### [EXERCISE GOAL]
The result should be every line in the material below containing the string "EPOC".

((

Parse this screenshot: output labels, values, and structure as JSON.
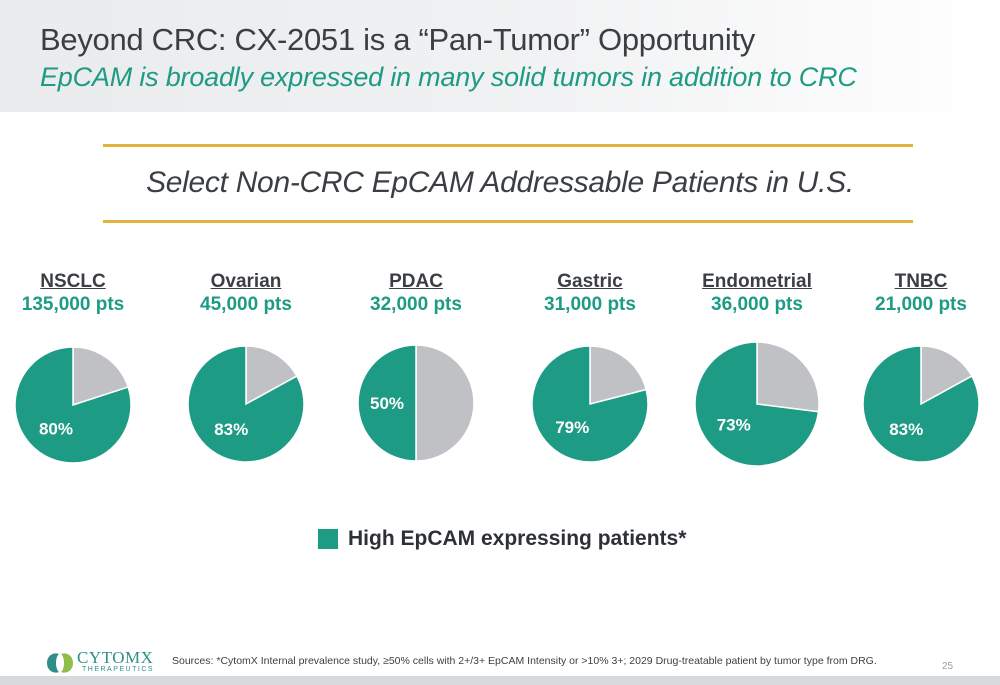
{
  "header": {
    "title": "Beyond CRC: CX-2051 is a “Pan-Tumor” Opportunity",
    "subtitle": "EpCAM is broadly expressed in many solid tumors in addition to CRC"
  },
  "section_title": "Select Non-CRC EpCAM Addressable Patients in U.S.",
  "colors": {
    "accent": "#1e9b84",
    "grey_slice": "#bfc1c4",
    "rule": "#e4b23c"
  },
  "chart_data": {
    "type": "pie",
    "title": "Select Non-CRC EpCAM Addressable Patients in U.S.",
    "legend": "High EpCAM expressing patients*",
    "legend_placement": "bottom-center",
    "pies": [
      {
        "name": "NSCLC",
        "count_label": "135,000 pts",
        "high_pct": 80,
        "label": "80%"
      },
      {
        "name": "Ovarian",
        "count_label": "45,000 pts",
        "high_pct": 83,
        "label": "83%"
      },
      {
        "name": "PDAC",
        "count_label": "32,000 pts",
        "high_pct": 50,
        "label": "50%"
      },
      {
        "name": "Gastric",
        "count_label": "31,000 pts",
        "high_pct": 79,
        "label": "79%"
      },
      {
        "name": "Endometrial",
        "count_label": "36,000 pts",
        "high_pct": 73,
        "label": "73%"
      },
      {
        "name": "TNBC",
        "count_label": "21,000 pts",
        "high_pct": 83,
        "label": "83%"
      }
    ]
  },
  "footer": {
    "logo_text": "CYTOMX",
    "logo_sub": "THERAPEUTICS",
    "sources": "Sources: *CytomX Internal prevalence study, ≥50% cells with 2+/3+ EpCAM Intensity or >10% 3+; 2029 Drug-treatable patient by tumor type from DRG.",
    "page_number": "25"
  }
}
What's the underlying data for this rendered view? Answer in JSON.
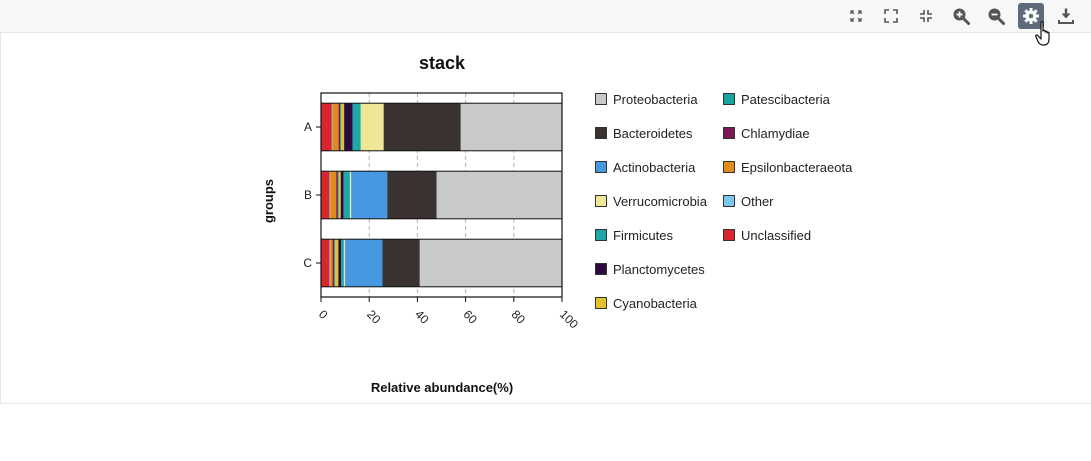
{
  "toolbar": {
    "tools": [
      {
        "name": "restore-icon",
        "active": false
      },
      {
        "name": "fullscreen-icon",
        "active": false
      },
      {
        "name": "exit-fullscreen-icon",
        "active": false
      },
      {
        "name": "zoom-in-icon",
        "active": false
      },
      {
        "name": "zoom-out-icon",
        "active": false
      },
      {
        "name": "settings-icon",
        "active": true
      },
      {
        "name": "download-icon",
        "active": false
      }
    ]
  },
  "chart_data": {
    "type": "bar",
    "orientation": "horizontal",
    "stacked": true,
    "title": "stack",
    "xlabel": "Relative abundance(%)",
    "ylabel": "groups",
    "xlim": [
      0,
      100
    ],
    "xticks": [
      0,
      20,
      40,
      60,
      80,
      100
    ],
    "grid": true,
    "legend_position": "right",
    "categories": [
      "A",
      "B",
      "C"
    ],
    "series": [
      {
        "name": "Unclassified",
        "color": "#d8262e",
        "values": [
          4.5,
          3.5,
          3.5
        ]
      },
      {
        "name": "Other",
        "color": "#7ec8f0",
        "values": [
          0.3,
          0.3,
          0.3
        ]
      },
      {
        "name": "Epsilonbacteraeota",
        "color": "#e08c1a",
        "values": [
          2.5,
          2.5,
          1.0
        ]
      },
      {
        "name": "Chlamydiae",
        "color": "#7a1a52",
        "values": [
          0.7,
          0.7,
          0.7
        ]
      },
      {
        "name": "Patescibacteria",
        "color": "#17a3a0",
        "values": [
          0.4,
          0.4,
          0.4
        ]
      },
      {
        "name": "Cyanobacteria",
        "color": "#e3c12a",
        "values": [
          1.2,
          0.8,
          1.3
        ]
      },
      {
        "name": "Planctomycetes",
        "color": "#2b0a3d",
        "values": [
          3.5,
          1.2,
          1.2
        ]
      },
      {
        "name": "Firmicutes",
        "color": "#1fa7a7",
        "values": [
          3.4,
          2.6,
          1.1
        ]
      },
      {
        "name": "Verrucomicrobia",
        "color": "#efe796",
        "values": [
          9.5,
          0.5,
          0.5
        ]
      },
      {
        "name": "Actinobacteria",
        "color": "#4699e0",
        "values": [
          0,
          15.0,
          15.5
        ]
      },
      {
        "name": "Bacteroidetes",
        "color": "#3a3230",
        "values": [
          32.0,
          20.5,
          15.5
        ]
      },
      {
        "name": "Proteobacteria",
        "color": "#c8c9ca",
        "values": [
          42.0,
          52.0,
          59.0
        ]
      }
    ],
    "legend": [
      {
        "name": "Proteobacteria",
        "color": "#c8c9ca"
      },
      {
        "name": "Bacteroidetes",
        "color": "#3a3230"
      },
      {
        "name": "Actinobacteria",
        "color": "#4699e0"
      },
      {
        "name": "Verrucomicrobia",
        "color": "#efe796"
      },
      {
        "name": "Firmicutes",
        "color": "#1fa7a7"
      },
      {
        "name": "Planctomycetes",
        "color": "#2b0a3d"
      },
      {
        "name": "Cyanobacteria",
        "color": "#e3c12a"
      },
      {
        "name": "Patescibacteria",
        "color": "#17a3a0"
      },
      {
        "name": "Chlamydiae",
        "color": "#7a1a52"
      },
      {
        "name": "Epsilonbacteraeota",
        "color": "#e08c1a"
      },
      {
        "name": "Other",
        "color": "#7ec8f0"
      },
      {
        "name": "Unclassified",
        "color": "#d8262e"
      }
    ]
  }
}
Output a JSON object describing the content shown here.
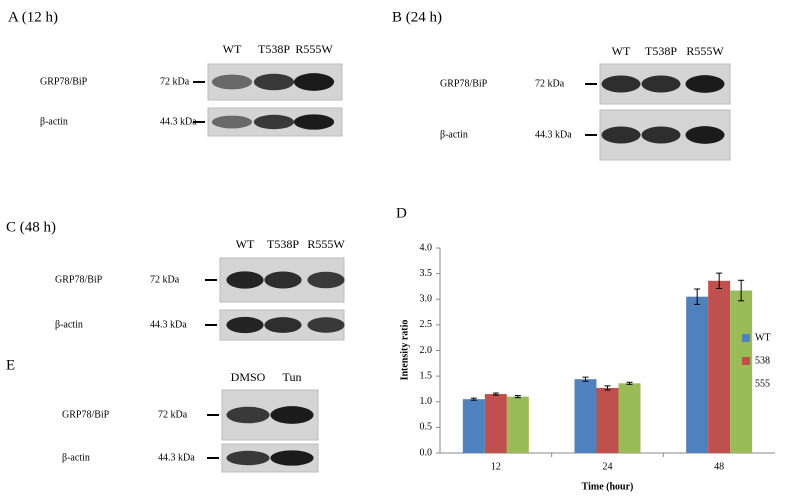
{
  "blots": [
    {
      "label": "A (12 h)",
      "lanes": [
        "WT",
        "T538P",
        "R555W"
      ],
      "rows": [
        {
          "protein": "GRP78/BiP",
          "marker": "72 kDa"
        },
        {
          "protein": "β-actin",
          "marker": "44.3 kDa"
        }
      ]
    },
    {
      "label": "B (24 h)",
      "lanes": [
        "WT",
        "T538P",
        "R555W"
      ],
      "rows": [
        {
          "protein": "GRP78/BiP",
          "marker": "72 kDa"
        },
        {
          "protein": "β-actin",
          "marker": "44.3 kDa"
        }
      ]
    },
    {
      "label": "C (48 h)",
      "lanes": [
        "WT",
        "T538P",
        "R555W"
      ],
      "rows": [
        {
          "protein": "GRP78/BiP",
          "marker": "72 kDa"
        },
        {
          "protein": "β-actin",
          "marker": "44.3 kDa"
        }
      ]
    },
    {
      "label": "E",
      "lanes": [
        "DMSO",
        "Tun"
      ],
      "rows": [
        {
          "protein": "GRP78/BiP",
          "marker": "72 kDa"
        },
        {
          "protein": "β-actin",
          "marker": "44.3 kDa"
        }
      ]
    }
  ],
  "chart_data": {
    "type": "bar",
    "panel_label": "D",
    "x_label": "Time (hour)",
    "y_label": "Intensity ratio",
    "categories": [
      "12",
      "24",
      "48"
    ],
    "series": [
      {
        "name": "WT",
        "color": "#4f81bd",
        "values": [
          1.05,
          1.44,
          3.05
        ],
        "errors": [
          0.02,
          0.04,
          0.15
        ]
      },
      {
        "name": "538",
        "color": "#c0504d",
        "values": [
          1.15,
          1.27,
          3.36
        ],
        "errors": [
          0.02,
          0.04,
          0.15
        ]
      },
      {
        "name": "555",
        "color": "#9bbb59",
        "values": [
          1.1,
          1.36,
          3.17
        ],
        "errors": [
          0.02,
          0.02,
          0.2
        ]
      }
    ],
    "ylim": [
      0,
      4
    ],
    "yticks": [
      {
        "value": 0,
        "label": "0.0"
      },
      0.5,
      {
        "value": 1,
        "label": "1.0"
      },
      1.5,
      {
        "value": 2,
        "label": "2.0"
      },
      2.5,
      {
        "value": 3,
        "label": "3.0"
      },
      3.5,
      {
        "value": 4,
        "label": "4.0"
      }
    ],
    "legend": "right"
  }
}
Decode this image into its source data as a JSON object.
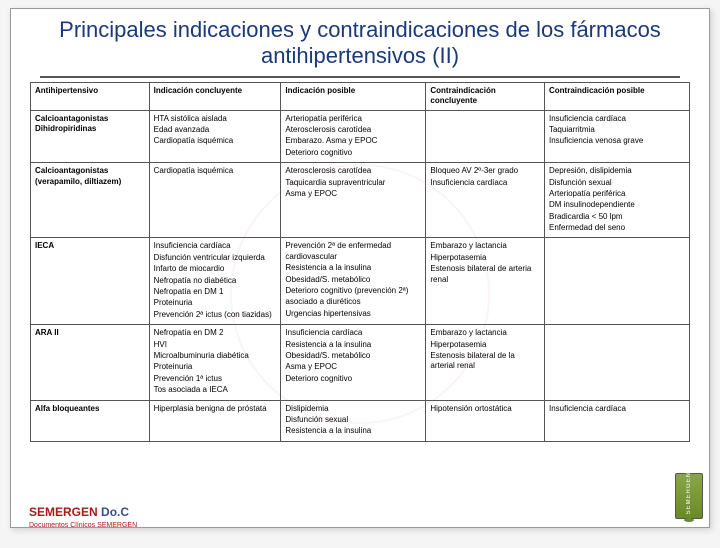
{
  "title": "Principales indicaciones y contraindicaciones de los fármacos antihipertensivos (II)",
  "columns": [
    "Antihipertensivo",
    "Indicación concluyente",
    "Indicación posible",
    "Contraindicación concluyente",
    "Contraindicación posible"
  ],
  "rows": [
    {
      "drug": "Calcioantagonistas Dihidropiridinas",
      "ind_c": [
        "HTA sistólica aislada",
        "Edad avanzada",
        "Cardiopatía isquémica"
      ],
      "ind_p": [
        "Arteriopatía periférica",
        "Aterosclerosis carotídea",
        "Embarazo. Asma y EPOC",
        "Deterioro cognitivo"
      ],
      "con_c": [],
      "con_p": [
        "Insuficiencia cardíaca",
        "Taquiarritmia",
        "Insuficiencia venosa grave"
      ]
    },
    {
      "drug": "Calcioantagonistas (verapamilo, diltiazem)",
      "ind_c": [
        "Cardiopatía isquémica"
      ],
      "ind_p": [
        "Aterosclerosis carotídea",
        "Taquicardia supraventricular",
        "Asma y EPOC"
      ],
      "con_c": [
        "Bloqueo AV 2º-3er grado",
        "Insuficiencia cardíaca"
      ],
      "con_p": [
        "Depresión, dislipidemia",
        "Disfunción sexual",
        "Arteriopatía periférica",
        "DM insulinodependiente",
        "Bradicardia < 50 lpm",
        "Enfermedad del seno"
      ]
    },
    {
      "drug": "IECA",
      "ind_c": [
        "Insuficiencia cardíaca",
        "Disfunción ventricular izquierda",
        "Infarto de miocardio",
        "Nefropatía no diabética",
        "Nefropatía en DM 1",
        "Proteinuria",
        "Prevención 2ª ictus (con tiazidas)"
      ],
      "ind_p": [
        "Prevención 2ª de enfermedad cardiovascular",
        "Resistencia a la insulina",
        "Obesidad/S. metabólico",
        "Deterioro cognitivo (prevención 2ª)",
        "asociado a diuréticos",
        "Urgencias hipertensivas"
      ],
      "con_c": [
        "Embarazo y lactancia",
        "Hiperpotasemia",
        "Estenosis bilateral de arteria renal"
      ],
      "con_p": []
    },
    {
      "drug": "ARA II",
      "ind_c": [
        "Nefropatía en DM 2",
        "HVI",
        "Microalbuminuria diabética",
        "Proteinuria",
        "Prevención 1ª ictus",
        "Tos asociada a IECA"
      ],
      "ind_p": [
        "Insuficiencia cardíaca",
        "Resistencia a la insulina",
        "Obesidad/S. metabólico",
        "Asma y EPOC",
        "Deterioro cognitivo"
      ],
      "con_c": [
        "Embarazo y lactancia",
        "Hiperpotasemia",
        "Estenosis bilateral de la arterial renal"
      ],
      "con_p": []
    },
    {
      "drug": "Alfa bloqueantes",
      "ind_c": [
        "Hiperplasia benigna de próstata"
      ],
      "ind_p": [
        "Dislipidemia",
        "Disfunción sexual",
        "Resistencia a la insulina"
      ],
      "con_c": [
        "Hipotensión ortostática"
      ],
      "con_p": [
        "Insuficiencia cardíaca"
      ]
    }
  ],
  "brand": {
    "left": "SEMERGEN",
    "right": "Do.C",
    "sub": "Documentos Clínicos SEMERGEN",
    "logo_text": "SEMERGEN"
  },
  "colors": {
    "title": "#1a3a7a",
    "brand_left": "#b01818",
    "brand_right": "#3a4a9a",
    "logo_bg": "#6a8a2a"
  }
}
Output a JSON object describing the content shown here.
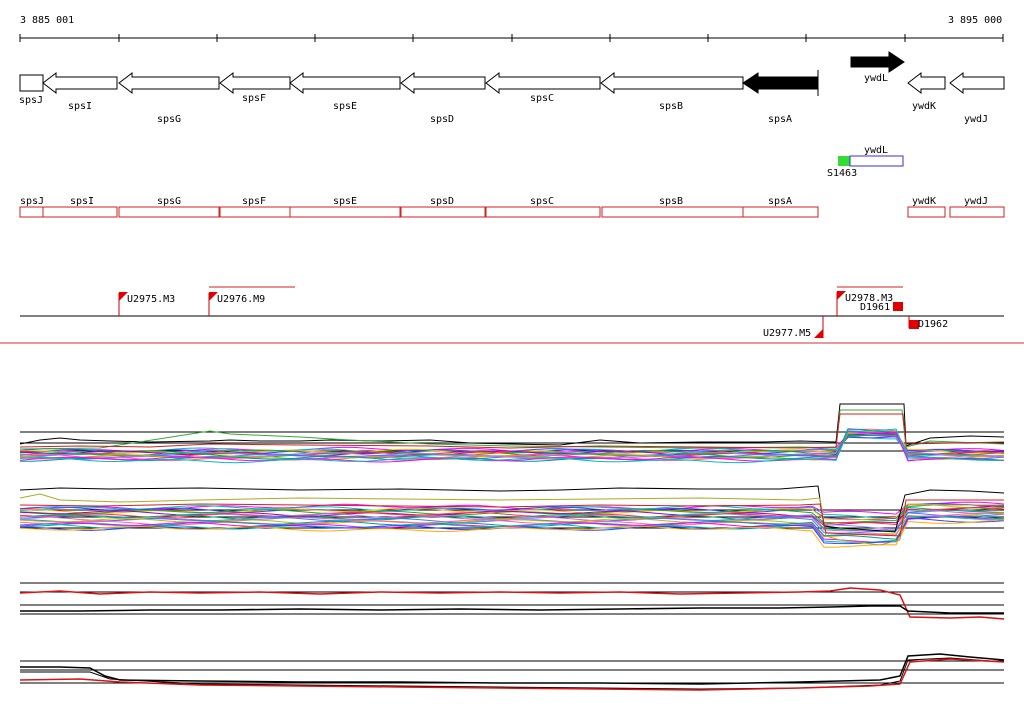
{
  "ruler": {
    "start_label": "3 885 001",
    "end_label": "3 895 000"
  },
  "genes": [
    {
      "name": "spsJ",
      "strand": "-",
      "highlight": false
    },
    {
      "name": "spsI",
      "strand": "-",
      "highlight": false
    },
    {
      "name": "spsG",
      "strand": "-",
      "highlight": false
    },
    {
      "name": "spsF",
      "strand": "-",
      "highlight": false
    },
    {
      "name": "spsE",
      "strand": "-",
      "highlight": false
    },
    {
      "name": "spsD",
      "strand": "-",
      "highlight": false
    },
    {
      "name": "spsC",
      "strand": "-",
      "highlight": false
    },
    {
      "name": "spsB",
      "strand": "-",
      "highlight": false
    },
    {
      "name": "spsA",
      "strand": "-",
      "highlight": true
    },
    {
      "name": "ywdL",
      "strand": "+",
      "highlight": true
    },
    {
      "name": "ywdK",
      "strand": "-",
      "highlight": false
    },
    {
      "name": "ywdJ",
      "strand": "-",
      "highlight": false
    }
  ],
  "segment_track": {
    "segment_label": "S1463",
    "gene_label": "ywdL",
    "start_color": "#33dd33",
    "box_color": "#3333cc"
  },
  "annotation_boxes": [
    "spsJ",
    "spsI",
    "spsG",
    "spsF",
    "spsE",
    "spsD",
    "spsC",
    "spsB",
    "spsA",
    "ywdK",
    "ywdJ"
  ],
  "annotation_color": "#d22222",
  "transcription_units": [
    {
      "label": "U2975.M3",
      "strand": "+"
    },
    {
      "label": "U2976.M9",
      "strand": "+"
    },
    {
      "label": "U2978.M3",
      "strand": "+"
    },
    {
      "label": "U2977.M5",
      "strand": "-"
    }
  ],
  "terminators": [
    {
      "label": "D1961"
    },
    {
      "label": "D1962"
    }
  ],
  "separator_color": "#cc3333"
}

))

### [SOLUTION BELOW]
        "Embarazo. Asma y EPOC",
        "Asma y EPOC"
        "Asma y EPOC",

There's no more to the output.